**Exercise set:**
- 1) In the book description about Cecilia Harcourt and Edward Rokesby, how much of Edward's memory does the blow to his head take away?
- 2) Carry on the book description about Cecilia Harcourt and Edward Rokesby, picking up after its final sentence.

**Selected text:**
With her brother Thomas injured on the battlefront in the Colonies, orphaned Cecilia Harcourt has two unbearable choices: move in with a maiden aunt or marry a scheming cousin. Instead, she chooses option three and travels across the Atlantic, determined to nurse her brother back to health. But after a week of searching, she finds not her brother but his best friend, the handsome officer Edward Rokesby. He’s unconscious and in desperate need of her care, and Cecilia vows that she will save this soldier’s life, even if staying by his side means telling one little lie…

I told everyone I was your wife

When Edward comes to, he’s more than a little confused. The blow to his head knocked out six months of his memory, but surely he would recall getting married. He knows who Cecilia Harcourt is—even if he does not recall her face—and with everyone calling her his wife, he decides it must be true, even though he’d always assumed he’d marry his neighbor back in England.

**Given records:**
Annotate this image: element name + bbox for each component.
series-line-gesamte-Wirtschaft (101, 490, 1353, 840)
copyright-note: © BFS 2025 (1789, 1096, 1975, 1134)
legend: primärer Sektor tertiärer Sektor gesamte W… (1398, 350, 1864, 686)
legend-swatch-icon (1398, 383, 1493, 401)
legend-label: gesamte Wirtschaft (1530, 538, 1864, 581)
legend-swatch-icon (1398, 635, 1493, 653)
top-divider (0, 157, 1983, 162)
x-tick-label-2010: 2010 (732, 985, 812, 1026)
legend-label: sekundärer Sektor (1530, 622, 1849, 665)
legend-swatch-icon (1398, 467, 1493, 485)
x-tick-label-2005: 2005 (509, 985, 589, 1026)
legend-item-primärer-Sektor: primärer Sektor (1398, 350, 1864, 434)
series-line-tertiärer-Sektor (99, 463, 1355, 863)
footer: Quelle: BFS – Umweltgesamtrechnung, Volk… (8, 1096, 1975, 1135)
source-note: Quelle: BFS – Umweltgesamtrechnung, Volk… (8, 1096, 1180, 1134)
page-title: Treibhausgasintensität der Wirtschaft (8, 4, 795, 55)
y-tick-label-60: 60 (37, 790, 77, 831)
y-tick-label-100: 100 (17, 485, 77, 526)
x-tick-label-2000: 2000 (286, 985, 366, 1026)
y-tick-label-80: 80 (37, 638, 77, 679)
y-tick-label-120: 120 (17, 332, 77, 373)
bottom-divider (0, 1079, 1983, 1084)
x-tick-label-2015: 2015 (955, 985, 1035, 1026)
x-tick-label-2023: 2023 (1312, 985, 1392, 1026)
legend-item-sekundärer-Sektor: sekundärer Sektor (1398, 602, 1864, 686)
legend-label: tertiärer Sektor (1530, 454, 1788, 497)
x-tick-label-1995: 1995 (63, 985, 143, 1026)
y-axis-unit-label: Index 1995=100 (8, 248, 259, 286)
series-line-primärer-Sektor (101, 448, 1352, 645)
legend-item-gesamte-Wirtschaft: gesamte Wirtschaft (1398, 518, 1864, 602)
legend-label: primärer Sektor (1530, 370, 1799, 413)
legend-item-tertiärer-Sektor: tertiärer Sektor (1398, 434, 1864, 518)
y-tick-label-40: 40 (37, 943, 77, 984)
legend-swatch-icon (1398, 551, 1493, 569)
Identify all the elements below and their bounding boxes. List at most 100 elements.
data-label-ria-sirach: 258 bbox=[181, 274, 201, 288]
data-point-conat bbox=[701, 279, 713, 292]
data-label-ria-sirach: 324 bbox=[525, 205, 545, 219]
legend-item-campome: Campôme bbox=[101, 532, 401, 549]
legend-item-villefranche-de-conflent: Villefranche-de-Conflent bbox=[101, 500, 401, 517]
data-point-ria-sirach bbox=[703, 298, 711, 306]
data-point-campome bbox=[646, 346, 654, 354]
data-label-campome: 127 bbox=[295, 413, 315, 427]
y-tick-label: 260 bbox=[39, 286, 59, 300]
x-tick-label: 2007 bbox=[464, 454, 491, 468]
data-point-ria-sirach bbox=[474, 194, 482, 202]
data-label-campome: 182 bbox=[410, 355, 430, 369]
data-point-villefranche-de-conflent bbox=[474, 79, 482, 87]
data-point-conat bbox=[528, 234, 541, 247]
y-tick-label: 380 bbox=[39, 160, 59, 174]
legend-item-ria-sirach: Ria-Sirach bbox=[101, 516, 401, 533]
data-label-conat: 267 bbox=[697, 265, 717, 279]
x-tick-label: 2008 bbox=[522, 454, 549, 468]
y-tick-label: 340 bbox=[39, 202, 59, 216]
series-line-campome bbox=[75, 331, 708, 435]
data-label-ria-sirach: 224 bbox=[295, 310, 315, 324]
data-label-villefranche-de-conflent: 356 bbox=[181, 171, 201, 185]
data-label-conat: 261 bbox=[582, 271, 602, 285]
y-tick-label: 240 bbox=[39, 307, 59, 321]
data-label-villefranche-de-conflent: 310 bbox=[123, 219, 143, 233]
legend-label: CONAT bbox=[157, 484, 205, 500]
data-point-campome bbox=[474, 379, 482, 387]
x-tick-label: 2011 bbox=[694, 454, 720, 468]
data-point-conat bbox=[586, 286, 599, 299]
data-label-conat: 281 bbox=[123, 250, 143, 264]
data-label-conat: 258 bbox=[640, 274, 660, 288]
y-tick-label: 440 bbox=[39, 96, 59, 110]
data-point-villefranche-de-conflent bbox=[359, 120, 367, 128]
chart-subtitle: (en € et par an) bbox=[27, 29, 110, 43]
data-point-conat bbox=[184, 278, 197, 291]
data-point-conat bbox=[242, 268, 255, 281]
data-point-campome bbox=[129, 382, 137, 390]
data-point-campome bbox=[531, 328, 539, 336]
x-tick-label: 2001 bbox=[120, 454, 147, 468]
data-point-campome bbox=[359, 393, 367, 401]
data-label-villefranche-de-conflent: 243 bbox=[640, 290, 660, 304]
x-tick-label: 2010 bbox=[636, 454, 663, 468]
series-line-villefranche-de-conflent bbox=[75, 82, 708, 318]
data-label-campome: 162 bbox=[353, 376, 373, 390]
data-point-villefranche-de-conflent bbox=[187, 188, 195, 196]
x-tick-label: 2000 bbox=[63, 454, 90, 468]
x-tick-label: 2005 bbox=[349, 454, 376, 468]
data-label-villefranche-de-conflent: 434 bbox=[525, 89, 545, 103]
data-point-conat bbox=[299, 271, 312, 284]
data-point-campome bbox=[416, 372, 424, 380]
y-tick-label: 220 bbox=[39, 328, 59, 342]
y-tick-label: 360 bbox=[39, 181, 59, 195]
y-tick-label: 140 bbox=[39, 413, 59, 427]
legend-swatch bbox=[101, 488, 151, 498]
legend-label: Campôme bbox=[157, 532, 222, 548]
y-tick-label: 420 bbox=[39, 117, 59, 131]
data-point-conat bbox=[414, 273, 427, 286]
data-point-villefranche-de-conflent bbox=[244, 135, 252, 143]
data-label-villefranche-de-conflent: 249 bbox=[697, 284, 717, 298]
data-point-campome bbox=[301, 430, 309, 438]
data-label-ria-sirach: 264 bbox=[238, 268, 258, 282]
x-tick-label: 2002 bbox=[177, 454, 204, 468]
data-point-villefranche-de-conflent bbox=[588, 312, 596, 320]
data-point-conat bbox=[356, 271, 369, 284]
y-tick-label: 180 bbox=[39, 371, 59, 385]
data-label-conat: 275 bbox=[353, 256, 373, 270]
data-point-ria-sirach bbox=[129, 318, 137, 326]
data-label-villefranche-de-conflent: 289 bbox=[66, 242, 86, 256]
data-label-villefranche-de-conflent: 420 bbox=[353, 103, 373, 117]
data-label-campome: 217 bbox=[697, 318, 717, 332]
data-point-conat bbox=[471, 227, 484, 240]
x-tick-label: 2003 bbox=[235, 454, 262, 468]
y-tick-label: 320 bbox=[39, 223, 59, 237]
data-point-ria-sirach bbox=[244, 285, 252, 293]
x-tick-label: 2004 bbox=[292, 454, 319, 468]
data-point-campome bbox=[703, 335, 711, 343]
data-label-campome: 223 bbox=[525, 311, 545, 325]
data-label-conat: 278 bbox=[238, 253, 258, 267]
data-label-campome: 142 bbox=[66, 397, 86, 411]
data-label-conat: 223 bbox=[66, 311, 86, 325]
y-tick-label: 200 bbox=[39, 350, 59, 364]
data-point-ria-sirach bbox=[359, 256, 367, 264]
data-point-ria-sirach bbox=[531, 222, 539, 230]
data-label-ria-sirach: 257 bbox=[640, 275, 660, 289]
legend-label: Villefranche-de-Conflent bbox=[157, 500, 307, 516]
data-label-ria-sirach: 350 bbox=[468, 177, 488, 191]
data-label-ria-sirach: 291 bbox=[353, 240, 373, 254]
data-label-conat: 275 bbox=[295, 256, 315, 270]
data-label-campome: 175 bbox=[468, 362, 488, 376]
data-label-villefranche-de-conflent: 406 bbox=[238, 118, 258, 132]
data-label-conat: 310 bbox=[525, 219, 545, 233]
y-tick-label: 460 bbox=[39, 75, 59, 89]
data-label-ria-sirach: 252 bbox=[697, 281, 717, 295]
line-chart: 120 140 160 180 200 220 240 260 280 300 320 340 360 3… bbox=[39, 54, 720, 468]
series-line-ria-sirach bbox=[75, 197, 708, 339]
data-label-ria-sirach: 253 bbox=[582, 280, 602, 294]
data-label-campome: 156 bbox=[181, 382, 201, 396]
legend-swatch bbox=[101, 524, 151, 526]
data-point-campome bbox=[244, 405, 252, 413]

**Your responses:**
- 1) Six months of his memory.

- 2)
If only it were true…

Cecilia risks her entire future by giving herself—completely—to the man she loves. But when the truth comes out, Edward may have a few surprises of his own for the new Mrs. Rokesby.

Publisher and Release Date:  Avon, 30 May 2017

Time and Setting: 1779, New York Town
Heat Level: 2
Genre: Historical Romance
Reviewer Rating: 4 stars

Review by Em

Amnesia, war, a long distance attachment, a Big Misunderstanding… Julia Quinn juggles all of the above in this entertaining second book in the Rokesby series.  The Girl with the Make-Believe Husband is another enjoyable and engaging romance from Ms. Quinn; our hero is swoony – a classic British gentleman who’s also charming and likes to flirt, and our heroine is pragmatic, bold and brave, with a subtle beauty that steals our hero’s heart, and I happily traveled with them on their road to happily ever after.

Cecilia Harcourt has spent the last few years living quietly with her father in Derbyshire.  She spends her days corresponding with her beloved brother, Thomas – a soldier fighting in the Colonies –  and taking care of their father.  Through their letters, she knows much about Thomas’ life abroad, and about his closest friend, Edward Rokesby, to whom she’s also started writing. But the book begins, Cecilia’s life is in turmoil.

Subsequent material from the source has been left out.